> [Stored data]:
───

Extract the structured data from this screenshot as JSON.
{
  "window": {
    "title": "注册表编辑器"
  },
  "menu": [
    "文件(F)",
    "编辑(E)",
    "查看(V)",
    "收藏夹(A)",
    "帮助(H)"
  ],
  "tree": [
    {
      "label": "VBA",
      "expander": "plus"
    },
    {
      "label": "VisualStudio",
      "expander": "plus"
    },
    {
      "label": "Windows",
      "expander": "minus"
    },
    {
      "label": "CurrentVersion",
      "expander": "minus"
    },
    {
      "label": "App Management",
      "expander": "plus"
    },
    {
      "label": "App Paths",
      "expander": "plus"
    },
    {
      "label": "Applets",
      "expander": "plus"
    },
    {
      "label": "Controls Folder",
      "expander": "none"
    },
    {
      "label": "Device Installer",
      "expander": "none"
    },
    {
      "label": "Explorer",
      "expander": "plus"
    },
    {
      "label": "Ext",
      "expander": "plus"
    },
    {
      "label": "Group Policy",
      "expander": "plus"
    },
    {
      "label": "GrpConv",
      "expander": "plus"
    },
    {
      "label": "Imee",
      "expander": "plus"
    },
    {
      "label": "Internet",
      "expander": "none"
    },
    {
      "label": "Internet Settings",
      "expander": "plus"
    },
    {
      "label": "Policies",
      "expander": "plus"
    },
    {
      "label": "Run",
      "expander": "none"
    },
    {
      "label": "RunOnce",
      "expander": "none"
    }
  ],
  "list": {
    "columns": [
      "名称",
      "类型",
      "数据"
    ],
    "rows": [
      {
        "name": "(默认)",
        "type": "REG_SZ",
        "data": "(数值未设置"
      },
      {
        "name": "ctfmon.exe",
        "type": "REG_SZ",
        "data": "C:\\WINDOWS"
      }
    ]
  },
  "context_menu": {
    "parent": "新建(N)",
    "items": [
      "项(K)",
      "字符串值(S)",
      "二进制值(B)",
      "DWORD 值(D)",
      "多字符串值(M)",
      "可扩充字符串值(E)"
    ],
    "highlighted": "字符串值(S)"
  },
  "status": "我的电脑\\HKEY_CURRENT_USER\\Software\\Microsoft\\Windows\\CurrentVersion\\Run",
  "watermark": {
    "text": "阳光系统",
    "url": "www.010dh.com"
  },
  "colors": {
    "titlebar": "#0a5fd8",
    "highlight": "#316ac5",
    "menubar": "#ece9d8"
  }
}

───

> [STATED TASK]:
All of the material above needs to be copied exactly.

> [COMPLETED TASK]:
Extract the structured data from this screenshot as JSON.
{
  "window": {
    "title": "注册表编辑器"
  },
  "menu": [
    "文件(F)",
    "编辑(E)",
    "查看(V)",
    "收藏夹(A)",
    "帮助(H)"
  ],
  "tree": [
    {
      "label": "VBA",
      "expander": "plus"
    },
    {
      "label": "VisualStudio",
      "expander": "plus"
    },
    {
      "label": "Windows",
      "expander": "minus"
    },
    {
      "label": "CurrentVersion",
      "expander": "minus"
    },
    {
      "label": "App Management",
      "expander": "plus"
    },
    {
      "label": "App Paths",
      "expander": "plus"
    },
    {
      "label": "Applets",
      "expander": "plus"
    },
    {
      "label": "Controls Folder",
      "expander": "none"
    },
    {
      "label": "Device Installer",
      "expander": "none"
    },
    {
      "label": "Explorer",
      "expander": "plus"
    },
    {
      "label": "Ext",
      "expander": "plus"
    },
    {
      "label": "Group Policy",
      "expander": "plus"
    },
    {
      "label": "GrpConv",
      "expander": "plus"
    },
    {
      "label": "Imee",
      "expander": "plus"
    },
    {
      "label": "Internet",
      "expander": "none"
    },
    {
      "label": "Internet Settings",
      "expander": "plus"
    },
    {
      "label": "Policies",
      "expander": "plus"
    },
    {
      "label": "Run",
      "expander": "none"
    },
    {
      "label": "RunOnce",
      "expander": "none"
    }
  ],
  "list": {
    "columns": [
      "名称",
      "类型",
      "数据"
    ],
    "rows": [
      {
        "name": "(默认)",
        "type": "REG_SZ",
        "data": "(数值未设置"
      },
      {
        "name": "ctfmon.exe",
        "type": "REG_SZ",
        "data": "C:\\WINDOWS"
      }
    ]
  },
  "context_menu": {
    "parent": "新建(N)",
    "items": [
      "项(K)",
      "字符串值(S)",
      "二进制值(B)",
      "DWORD 值(D)",
      "多字符串值(M)",
      "可扩充字符串值(E)"
    ],
    "highlighted": "字符串值(S)"
  },
  "status": "我的电脑\\HKEY_CURRENT_USER\\Software\\Microsoft\\Windows\\CurrentVersion\\Run",
  "watermark": {
    "text": "阳光系统",
    "url": "www.010dh.com"
  },
  "colors": {
    "titlebar": "#0a5fd8",
    "highlight": "#316ac5",
    "menubar": "#ece9d8"
  }
}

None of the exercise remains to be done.